- Raw records
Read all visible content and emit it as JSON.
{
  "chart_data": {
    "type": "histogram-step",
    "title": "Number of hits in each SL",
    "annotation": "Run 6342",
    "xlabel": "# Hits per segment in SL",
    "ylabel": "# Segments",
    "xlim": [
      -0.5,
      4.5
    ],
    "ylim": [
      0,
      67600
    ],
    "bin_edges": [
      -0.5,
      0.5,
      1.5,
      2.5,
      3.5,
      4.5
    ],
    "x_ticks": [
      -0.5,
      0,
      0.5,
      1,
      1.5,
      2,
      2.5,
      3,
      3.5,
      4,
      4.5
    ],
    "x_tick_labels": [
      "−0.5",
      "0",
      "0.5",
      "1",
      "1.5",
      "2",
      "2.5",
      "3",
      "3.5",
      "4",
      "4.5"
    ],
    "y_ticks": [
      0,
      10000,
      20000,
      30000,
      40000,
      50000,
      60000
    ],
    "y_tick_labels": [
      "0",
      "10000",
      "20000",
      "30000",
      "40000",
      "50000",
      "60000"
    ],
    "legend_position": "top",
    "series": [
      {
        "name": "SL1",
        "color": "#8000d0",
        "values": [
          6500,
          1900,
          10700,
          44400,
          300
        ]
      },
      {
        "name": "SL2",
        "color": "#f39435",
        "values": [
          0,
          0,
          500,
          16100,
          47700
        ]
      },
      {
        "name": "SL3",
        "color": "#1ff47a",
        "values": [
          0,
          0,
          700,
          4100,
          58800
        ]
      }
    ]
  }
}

- Aim of the task
Recopy the entries above in their entirety, exactly.

- Task result
Read all visible content and emit it as JSON.
{
  "chart_data": {
    "type": "histogram-step",
    "title": "Number of hits in each SL",
    "annotation": "Run 6342",
    "xlabel": "# Hits per segment in SL",
    "ylabel": "# Segments",
    "xlim": [
      -0.5,
      4.5
    ],
    "ylim": [
      0,
      67600
    ],
    "bin_edges": [
      -0.5,
      0.5,
      1.5,
      2.5,
      3.5,
      4.5
    ],
    "x_ticks": [
      -0.5,
      0,
      0.5,
      1,
      1.5,
      2,
      2.5,
      3,
      3.5,
      4,
      4.5
    ],
    "x_tick_labels": [
      "−0.5",
      "0",
      "0.5",
      "1",
      "1.5",
      "2",
      "2.5",
      "3",
      "3.5",
      "4",
      "4.5"
    ],
    "y_ticks": [
      0,
      10000,
      20000,
      30000,
      40000,
      50000,
      60000
    ],
    "y_tick_labels": [
      "0",
      "10000",
      "20000",
      "30000",
      "40000",
      "50000",
      "60000"
    ],
    "legend_position": "top",
    "series": [
      {
        "name": "SL1",
        "color": "#8000d0",
        "values": [
          6500,
          1900,
          10700,
          44400,
          300
        ]
      },
      {
        "name": "SL2",
        "color": "#f39435",
        "values": [
          0,
          0,
          500,
          16100,
          47700
        ]
      },
      {
        "name": "SL3",
        "color": "#1ff47a",
        "values": [
          0,
          0,
          700,
          4100,
          58800
        ]
      }
    ]
  }
}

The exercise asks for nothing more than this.